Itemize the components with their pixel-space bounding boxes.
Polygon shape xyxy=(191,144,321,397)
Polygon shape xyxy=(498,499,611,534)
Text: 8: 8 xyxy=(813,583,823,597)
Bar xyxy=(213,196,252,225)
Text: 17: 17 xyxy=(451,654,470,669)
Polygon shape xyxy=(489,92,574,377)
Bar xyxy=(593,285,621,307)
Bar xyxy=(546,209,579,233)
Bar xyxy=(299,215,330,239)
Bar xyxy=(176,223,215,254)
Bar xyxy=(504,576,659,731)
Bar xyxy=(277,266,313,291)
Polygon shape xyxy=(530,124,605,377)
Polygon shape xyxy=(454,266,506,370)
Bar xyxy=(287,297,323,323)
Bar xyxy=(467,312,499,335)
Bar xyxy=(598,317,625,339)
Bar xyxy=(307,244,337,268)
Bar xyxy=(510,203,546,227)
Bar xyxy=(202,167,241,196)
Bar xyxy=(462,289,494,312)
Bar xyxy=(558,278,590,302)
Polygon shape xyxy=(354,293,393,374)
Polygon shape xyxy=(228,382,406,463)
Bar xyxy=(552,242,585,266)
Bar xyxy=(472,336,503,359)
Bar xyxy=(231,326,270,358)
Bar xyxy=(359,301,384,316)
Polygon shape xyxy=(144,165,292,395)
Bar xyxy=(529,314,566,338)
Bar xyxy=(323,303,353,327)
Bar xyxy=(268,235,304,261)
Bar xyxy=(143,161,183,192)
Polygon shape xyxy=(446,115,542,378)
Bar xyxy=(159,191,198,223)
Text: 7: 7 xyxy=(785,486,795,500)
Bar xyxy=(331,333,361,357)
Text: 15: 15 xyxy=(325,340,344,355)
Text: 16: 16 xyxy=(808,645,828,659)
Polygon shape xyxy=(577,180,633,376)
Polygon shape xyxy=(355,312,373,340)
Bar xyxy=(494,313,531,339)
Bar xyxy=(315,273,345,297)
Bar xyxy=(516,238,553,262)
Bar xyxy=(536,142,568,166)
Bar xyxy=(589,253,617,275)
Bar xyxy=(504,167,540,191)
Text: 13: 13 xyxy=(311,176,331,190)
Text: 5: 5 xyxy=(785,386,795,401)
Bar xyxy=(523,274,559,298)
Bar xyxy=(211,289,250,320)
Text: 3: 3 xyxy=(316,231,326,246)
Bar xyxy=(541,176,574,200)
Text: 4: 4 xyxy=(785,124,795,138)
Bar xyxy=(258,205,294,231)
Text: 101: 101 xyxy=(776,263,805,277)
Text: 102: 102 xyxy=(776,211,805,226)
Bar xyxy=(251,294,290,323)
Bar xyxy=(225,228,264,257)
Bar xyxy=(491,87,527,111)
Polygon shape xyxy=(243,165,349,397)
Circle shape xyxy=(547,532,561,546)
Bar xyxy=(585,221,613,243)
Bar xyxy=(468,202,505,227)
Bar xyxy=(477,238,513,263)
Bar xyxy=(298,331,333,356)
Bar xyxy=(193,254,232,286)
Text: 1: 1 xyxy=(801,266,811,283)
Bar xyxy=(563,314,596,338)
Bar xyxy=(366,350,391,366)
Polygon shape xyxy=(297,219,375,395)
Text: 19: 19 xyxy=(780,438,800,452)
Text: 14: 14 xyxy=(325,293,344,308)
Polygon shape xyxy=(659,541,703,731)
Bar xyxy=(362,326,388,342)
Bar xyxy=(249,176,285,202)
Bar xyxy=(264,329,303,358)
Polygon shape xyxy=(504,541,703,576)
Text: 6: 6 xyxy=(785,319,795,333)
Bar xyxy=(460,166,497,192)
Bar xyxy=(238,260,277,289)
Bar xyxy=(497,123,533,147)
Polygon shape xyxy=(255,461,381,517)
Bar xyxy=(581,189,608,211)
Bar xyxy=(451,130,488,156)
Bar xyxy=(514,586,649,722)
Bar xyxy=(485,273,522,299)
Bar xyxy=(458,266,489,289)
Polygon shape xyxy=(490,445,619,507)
════════════════════
__Aim__
Copy the records above without any change, beginning at their first line and stopping after the line that contains "Bar xyxy=(529,314,566,338)".

__Answer for the task__
Itemize the components with their pixel-space bounding boxes.
Polygon shape xyxy=(191,144,321,397)
Polygon shape xyxy=(498,499,611,534)
Text: 8: 8 xyxy=(813,583,823,597)
Bar xyxy=(213,196,252,225)
Text: 17: 17 xyxy=(451,654,470,669)
Polygon shape xyxy=(489,92,574,377)
Bar xyxy=(593,285,621,307)
Bar xyxy=(546,209,579,233)
Bar xyxy=(299,215,330,239)
Bar xyxy=(176,223,215,254)
Bar xyxy=(504,576,659,731)
Bar xyxy=(277,266,313,291)
Polygon shape xyxy=(530,124,605,377)
Polygon shape xyxy=(454,266,506,370)
Bar xyxy=(287,297,323,323)
Bar xyxy=(467,312,499,335)
Bar xyxy=(598,317,625,339)
Bar xyxy=(307,244,337,268)
Bar xyxy=(510,203,546,227)
Bar xyxy=(202,167,241,196)
Bar xyxy=(462,289,494,312)
Bar xyxy=(558,278,590,302)
Polygon shape xyxy=(354,293,393,374)
Polygon shape xyxy=(228,382,406,463)
Bar xyxy=(552,242,585,266)
Bar xyxy=(472,336,503,359)
Bar xyxy=(231,326,270,358)
Bar xyxy=(359,301,384,316)
Polygon shape xyxy=(144,165,292,395)
Bar xyxy=(529,314,566,338)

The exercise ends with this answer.